#### YOUR INSTRUCTIONS
Look through the lines below and extract any with the word "lowess".

#### SUPPLIED MATERIAL

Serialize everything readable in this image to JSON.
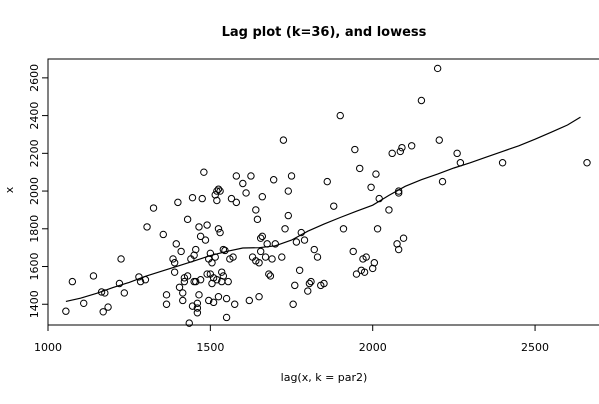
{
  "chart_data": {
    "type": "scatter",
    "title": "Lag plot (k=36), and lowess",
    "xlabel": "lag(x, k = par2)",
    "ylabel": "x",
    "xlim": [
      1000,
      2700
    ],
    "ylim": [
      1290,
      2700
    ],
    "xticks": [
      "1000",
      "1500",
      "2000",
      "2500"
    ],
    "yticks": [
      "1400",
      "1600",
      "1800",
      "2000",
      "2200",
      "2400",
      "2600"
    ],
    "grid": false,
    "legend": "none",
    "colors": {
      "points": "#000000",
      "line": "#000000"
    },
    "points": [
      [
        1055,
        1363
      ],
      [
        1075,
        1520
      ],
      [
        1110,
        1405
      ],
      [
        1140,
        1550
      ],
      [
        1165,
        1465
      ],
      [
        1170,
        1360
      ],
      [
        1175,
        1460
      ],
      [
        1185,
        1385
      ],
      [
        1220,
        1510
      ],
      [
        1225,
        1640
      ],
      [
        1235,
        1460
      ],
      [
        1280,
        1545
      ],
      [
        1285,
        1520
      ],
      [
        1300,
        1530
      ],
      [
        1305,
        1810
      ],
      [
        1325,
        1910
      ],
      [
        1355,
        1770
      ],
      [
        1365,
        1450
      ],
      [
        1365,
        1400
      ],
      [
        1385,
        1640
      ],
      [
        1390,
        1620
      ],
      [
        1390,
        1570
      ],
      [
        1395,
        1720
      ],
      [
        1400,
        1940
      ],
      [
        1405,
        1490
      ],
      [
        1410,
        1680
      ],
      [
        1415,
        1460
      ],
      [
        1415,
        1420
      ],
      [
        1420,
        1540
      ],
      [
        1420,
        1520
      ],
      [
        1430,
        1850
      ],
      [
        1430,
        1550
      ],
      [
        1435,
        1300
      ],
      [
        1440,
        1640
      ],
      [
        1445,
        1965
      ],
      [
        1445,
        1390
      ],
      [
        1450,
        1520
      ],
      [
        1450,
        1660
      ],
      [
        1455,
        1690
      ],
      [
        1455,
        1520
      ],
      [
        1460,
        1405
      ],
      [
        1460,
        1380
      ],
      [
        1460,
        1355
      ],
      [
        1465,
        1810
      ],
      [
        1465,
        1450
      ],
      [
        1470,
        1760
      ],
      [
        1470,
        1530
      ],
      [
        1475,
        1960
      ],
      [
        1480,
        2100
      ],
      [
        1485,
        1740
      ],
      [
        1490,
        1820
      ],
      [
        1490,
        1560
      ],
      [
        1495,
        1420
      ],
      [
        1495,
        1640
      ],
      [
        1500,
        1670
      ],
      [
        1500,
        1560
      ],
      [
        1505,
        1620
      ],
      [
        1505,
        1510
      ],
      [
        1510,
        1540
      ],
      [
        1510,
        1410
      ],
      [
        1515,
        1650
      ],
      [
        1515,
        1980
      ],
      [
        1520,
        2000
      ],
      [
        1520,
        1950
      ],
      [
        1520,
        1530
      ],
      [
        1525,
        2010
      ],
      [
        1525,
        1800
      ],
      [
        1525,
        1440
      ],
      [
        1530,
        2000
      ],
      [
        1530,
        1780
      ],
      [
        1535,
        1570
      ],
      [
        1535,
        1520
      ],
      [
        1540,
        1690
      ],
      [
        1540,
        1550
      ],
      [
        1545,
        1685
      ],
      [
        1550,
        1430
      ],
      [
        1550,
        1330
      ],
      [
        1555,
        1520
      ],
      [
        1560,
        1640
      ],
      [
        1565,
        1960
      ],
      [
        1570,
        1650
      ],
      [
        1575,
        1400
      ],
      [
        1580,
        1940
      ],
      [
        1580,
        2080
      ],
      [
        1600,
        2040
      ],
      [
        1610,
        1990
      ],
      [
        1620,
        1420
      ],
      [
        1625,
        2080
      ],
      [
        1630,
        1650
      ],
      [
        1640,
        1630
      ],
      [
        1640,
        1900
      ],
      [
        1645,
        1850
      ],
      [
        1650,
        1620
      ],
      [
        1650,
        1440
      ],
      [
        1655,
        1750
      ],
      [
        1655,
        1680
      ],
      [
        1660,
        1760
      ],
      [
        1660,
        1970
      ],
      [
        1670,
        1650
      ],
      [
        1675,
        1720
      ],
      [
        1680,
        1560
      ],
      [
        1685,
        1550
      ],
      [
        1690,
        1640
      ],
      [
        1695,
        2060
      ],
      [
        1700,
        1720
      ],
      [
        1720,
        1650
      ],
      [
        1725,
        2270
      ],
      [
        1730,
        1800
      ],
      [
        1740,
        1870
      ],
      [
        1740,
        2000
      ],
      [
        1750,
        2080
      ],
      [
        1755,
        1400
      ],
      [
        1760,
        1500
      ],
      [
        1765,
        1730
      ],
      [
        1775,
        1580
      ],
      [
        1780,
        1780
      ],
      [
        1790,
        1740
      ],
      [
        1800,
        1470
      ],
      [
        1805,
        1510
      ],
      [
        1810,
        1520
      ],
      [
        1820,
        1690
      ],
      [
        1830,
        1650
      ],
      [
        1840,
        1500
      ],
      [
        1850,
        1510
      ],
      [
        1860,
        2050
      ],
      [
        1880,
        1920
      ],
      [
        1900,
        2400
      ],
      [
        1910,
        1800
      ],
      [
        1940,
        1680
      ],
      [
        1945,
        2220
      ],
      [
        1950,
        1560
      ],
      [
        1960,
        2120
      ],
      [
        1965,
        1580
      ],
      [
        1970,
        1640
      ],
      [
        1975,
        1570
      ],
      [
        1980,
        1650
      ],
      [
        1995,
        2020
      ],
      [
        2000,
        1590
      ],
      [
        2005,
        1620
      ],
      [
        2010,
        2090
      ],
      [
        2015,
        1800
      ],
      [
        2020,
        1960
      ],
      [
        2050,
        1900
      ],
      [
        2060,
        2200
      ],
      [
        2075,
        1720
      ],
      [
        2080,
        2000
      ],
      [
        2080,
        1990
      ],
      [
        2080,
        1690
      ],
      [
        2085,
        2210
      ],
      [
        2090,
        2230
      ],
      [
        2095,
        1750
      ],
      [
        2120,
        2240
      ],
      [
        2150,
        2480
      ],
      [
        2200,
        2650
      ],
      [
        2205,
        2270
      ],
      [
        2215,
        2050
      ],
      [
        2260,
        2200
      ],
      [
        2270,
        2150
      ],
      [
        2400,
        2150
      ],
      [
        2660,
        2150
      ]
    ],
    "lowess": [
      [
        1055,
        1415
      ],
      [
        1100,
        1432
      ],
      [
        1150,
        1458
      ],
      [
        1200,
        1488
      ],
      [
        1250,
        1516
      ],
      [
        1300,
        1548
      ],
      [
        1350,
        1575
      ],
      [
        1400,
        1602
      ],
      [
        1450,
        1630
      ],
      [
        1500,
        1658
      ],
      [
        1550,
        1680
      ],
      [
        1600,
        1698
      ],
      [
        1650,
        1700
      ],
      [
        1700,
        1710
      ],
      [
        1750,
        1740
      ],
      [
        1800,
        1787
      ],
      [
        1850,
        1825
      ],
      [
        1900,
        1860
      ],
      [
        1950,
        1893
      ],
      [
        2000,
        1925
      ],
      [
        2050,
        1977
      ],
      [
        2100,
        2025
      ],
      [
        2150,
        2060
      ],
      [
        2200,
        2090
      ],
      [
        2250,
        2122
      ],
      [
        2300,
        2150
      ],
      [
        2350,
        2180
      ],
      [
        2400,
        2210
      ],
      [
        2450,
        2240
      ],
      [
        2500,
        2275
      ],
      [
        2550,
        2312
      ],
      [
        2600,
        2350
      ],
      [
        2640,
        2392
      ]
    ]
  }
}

#### ANSWER TO THE EXERCISE
    "title": "Lag plot (k=36), and lowess",
    "lowess": [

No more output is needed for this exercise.